__To be done__
Repeat the material exactly as it appears.

__Entries with figure data__

-- begin --

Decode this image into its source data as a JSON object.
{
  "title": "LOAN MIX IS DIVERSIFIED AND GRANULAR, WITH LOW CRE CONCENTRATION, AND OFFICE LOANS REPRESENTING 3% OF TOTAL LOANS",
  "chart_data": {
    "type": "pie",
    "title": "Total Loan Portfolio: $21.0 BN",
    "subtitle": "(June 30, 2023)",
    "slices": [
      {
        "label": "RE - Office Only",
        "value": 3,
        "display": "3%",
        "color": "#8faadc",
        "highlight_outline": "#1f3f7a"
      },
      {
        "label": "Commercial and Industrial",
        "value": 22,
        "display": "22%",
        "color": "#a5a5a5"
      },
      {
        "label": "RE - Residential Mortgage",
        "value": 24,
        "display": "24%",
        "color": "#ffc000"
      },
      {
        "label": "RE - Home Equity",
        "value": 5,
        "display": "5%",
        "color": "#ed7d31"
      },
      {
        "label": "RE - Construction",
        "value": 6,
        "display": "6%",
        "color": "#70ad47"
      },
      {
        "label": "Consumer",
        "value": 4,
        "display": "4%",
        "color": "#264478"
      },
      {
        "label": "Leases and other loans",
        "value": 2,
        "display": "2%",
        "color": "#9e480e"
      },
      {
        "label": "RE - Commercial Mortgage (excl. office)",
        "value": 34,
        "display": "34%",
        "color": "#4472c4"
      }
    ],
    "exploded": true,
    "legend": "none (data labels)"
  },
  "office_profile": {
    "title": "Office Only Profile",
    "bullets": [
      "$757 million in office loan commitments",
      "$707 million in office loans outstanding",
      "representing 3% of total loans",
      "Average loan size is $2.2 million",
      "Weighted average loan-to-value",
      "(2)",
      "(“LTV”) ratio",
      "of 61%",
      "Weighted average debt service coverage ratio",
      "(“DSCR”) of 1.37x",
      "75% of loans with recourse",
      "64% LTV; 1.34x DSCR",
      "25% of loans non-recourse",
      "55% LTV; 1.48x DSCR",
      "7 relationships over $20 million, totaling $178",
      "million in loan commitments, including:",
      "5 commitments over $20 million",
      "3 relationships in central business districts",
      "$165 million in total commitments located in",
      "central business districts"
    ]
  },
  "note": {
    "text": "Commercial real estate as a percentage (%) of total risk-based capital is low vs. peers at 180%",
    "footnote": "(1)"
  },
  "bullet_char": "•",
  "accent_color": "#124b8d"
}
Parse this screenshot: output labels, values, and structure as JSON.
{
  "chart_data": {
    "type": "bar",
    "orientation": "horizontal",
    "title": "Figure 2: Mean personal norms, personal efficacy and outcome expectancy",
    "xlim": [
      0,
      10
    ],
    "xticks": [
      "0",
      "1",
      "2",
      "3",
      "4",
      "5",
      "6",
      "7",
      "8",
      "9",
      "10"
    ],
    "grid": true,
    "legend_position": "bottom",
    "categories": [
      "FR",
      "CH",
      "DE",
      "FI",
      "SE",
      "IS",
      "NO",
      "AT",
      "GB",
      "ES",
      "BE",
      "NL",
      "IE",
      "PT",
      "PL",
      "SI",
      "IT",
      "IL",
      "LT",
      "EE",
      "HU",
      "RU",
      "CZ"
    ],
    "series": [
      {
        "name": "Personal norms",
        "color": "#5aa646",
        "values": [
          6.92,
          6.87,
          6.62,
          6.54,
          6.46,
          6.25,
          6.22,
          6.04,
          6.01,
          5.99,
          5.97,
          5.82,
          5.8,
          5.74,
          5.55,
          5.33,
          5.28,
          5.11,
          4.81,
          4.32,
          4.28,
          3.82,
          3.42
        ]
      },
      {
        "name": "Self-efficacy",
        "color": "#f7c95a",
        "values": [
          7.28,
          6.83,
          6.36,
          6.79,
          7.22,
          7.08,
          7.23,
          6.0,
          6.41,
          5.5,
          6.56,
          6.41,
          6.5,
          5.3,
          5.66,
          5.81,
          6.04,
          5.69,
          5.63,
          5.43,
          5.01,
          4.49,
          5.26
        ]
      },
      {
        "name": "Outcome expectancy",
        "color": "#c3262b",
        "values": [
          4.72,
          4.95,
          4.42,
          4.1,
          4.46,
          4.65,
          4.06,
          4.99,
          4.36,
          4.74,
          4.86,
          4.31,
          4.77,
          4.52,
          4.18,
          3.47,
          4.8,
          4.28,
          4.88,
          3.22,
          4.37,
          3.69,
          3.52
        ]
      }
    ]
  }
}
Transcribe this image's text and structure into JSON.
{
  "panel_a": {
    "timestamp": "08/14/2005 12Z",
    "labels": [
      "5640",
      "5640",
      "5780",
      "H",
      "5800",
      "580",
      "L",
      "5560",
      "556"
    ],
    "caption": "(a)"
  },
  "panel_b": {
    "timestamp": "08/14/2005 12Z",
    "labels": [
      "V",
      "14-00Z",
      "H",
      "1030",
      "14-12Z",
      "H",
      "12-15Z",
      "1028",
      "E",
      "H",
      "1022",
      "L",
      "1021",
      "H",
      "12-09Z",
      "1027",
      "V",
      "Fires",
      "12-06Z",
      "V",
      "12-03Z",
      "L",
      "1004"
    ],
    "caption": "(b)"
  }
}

-- end --

__Solution for this task__
Decode this image into its source data as a JSON object.
{
  "title": "LOAN MIX IS DIVERSIFIED AND GRANULAR, WITH LOW CRE CONCENTRATION, AND OFFICE LOANS REPRESENTING 3% OF TOTAL LOANS",
  "chart_data": {
    "type": "pie",
    "title": "Total Loan Portfolio: $21.0 BN",
    "subtitle": "(June 30, 2023)",
    "slices": [
      {
        "label": "RE - Office Only",
        "value": 3,
        "display": "3%",
        "color": "#8faadc",
        "highlight_outline": "#1f3f7a"
      },
      {
        "label": "Commercial and Industrial",
        "value": 22,
        "display": "22%",
        "color": "#a5a5a5"
      },
      {
        "label": "RE - Residential Mortgage",
        "value": 24,
        "display": "24%",
        "color": "#ffc000"
      },
      {
        "label": "RE - Home Equity",
        "value": 5,
        "display": "5%",
        "color": "#ed7d31"
      },
      {
        "label": "RE - Construction",
        "value": 6,
        "display": "6%",
        "color": "#70ad47"
      },
      {
        "label": "Consumer",
        "value": 4,
        "display": "4%",
        "color": "#264478"
      },
      {
        "label": "Leases and other loans",
        "value": 2,
        "display": "2%",
        "color": "#9e480e"
      },
      {
        "label": "RE - Commercial Mortgage (excl. office)",
        "value": 34,
        "display": "34%",
        "color": "#4472c4"
      }
    ],
    "exploded": true,
    "legend": "none (data labels)"
  },
  "office_profile": {
    "title": "Office Only Profile",
    "bullets": [
      "$757 million in office loan commitments",
      "$707 million in office loans outstanding",
      "representing 3% of total loans",
      "Average loan size is $2.2 million",
      "Weighted average loan-to-value",
      "(2)",
      "(“LTV”) ratio",
      "of 61%",
      "Weighted average debt service coverage ratio",
      "(“DSCR”) of 1.37x",
      "75% of loans with recourse",
      "64% LTV; 1.34x DSCR",
      "25% of loans non-recourse",
      "55% LTV; 1.48x DSCR",
      "7 relationships over $20 million, totaling $178",
      "million in loan commitments, including:",
      "5 commitments over $20 million",
      "3 relationships in central business districts",
      "$165 million in total commitments located in",
      "central business districts"
    ]
  },
  "note": {
    "text": "Commercial real estate as a percentage (%) of total risk-based capital is low vs. peers at 180%",
    "footnote": "(1)"
  },
  "bullet_char": "•",
  "accent_color": "#124b8d"
}
Parse this screenshot: output labels, values, and structure as JSON.
{
  "chart_data": {
    "type": "bar",
    "orientation": "horizontal",
    "title": "Figure 2: Mean personal norms, personal efficacy and outcome expectancy",
    "xlim": [
      0,
      10
    ],
    "xticks": [
      "0",
      "1",
      "2",
      "3",
      "4",
      "5",
      "6",
      "7",
      "8",
      "9",
      "10"
    ],
    "grid": true,
    "legend_position": "bottom",
    "categories": [
      "FR",
      "CH",
      "DE",
      "FI",
      "SE",
      "IS",
      "NO",
      "AT",
      "GB",
      "ES",
      "BE",
      "NL",
      "IE",
      "PT",
      "PL",
      "SI",
      "IT",
      "IL",
      "LT",
      "EE",
      "HU",
      "RU",
      "CZ"
    ],
    "series": [
      {
        "name": "Personal norms",
        "color": "#5aa646",
        "values": [
          6.92,
          6.87,
          6.62,
          6.54,
          6.46,
          6.25,
          6.22,
          6.04,
          6.01,
          5.99,
          5.97,
          5.82,
          5.8,
          5.74,
          5.55,
          5.33,
          5.28,
          5.11,
          4.81,
          4.32,
          4.28,
          3.82,
          3.42
        ]
      },
      {
        "name": "Self-efficacy",
        "color": "#f7c95a",
        "values": [
          7.28,
          6.83,
          6.36,
          6.79,
          7.22,
          7.08,
          7.23,
          6.0,
          6.41,
          5.5,
          6.56,
          6.41,
          6.5,
          5.3,
          5.66,
          5.81,
          6.04,
          5.69,
          5.63,
          5.43,
          5.01,
          4.49,
          5.26
        ]
      },
      {
        "name": "Outcome expectancy",
        "color": "#c3262b",
        "values": [
          4.72,
          4.95,
          4.42,
          4.1,
          4.46,
          4.65,
          4.06,
          4.99,
          4.36,
          4.74,
          4.86,
          4.31,
          4.77,
          4.52,
          4.18,
          3.47,
          4.8,
          4.28,
          4.88,
          3.22,
          4.37,
          3.69,
          3.52
        ]
      }
    ]
  }
}
Transcribe this image's text and structure into JSON.
{
  "panel_a": {
    "timestamp": "08/14/2005 12Z",
    "labels": [
      "5640",
      "5640",
      "5780",
      "H",
      "5800",
      "580",
      "L",
      "5560",
      "556"
    ],
    "caption": "(a)"
  },
  "panel_b": {
    "timestamp": "08/14/2005 12Z",
    "labels": [
      "V",
      "14-00Z",
      "H",
      "1030",
      "14-12Z",
      "H",
      "12-15Z",
      "1028",
      "E",
      "H",
      "1022",
      "L",
      "1021",
      "H",
      "12-09Z",
      "1027",
      "V",
      "Fires",
      "12-06Z",
      "V",
      "12-03Z",
      "L",
      "1004"
    ],
    "caption": "(b)"
  }
}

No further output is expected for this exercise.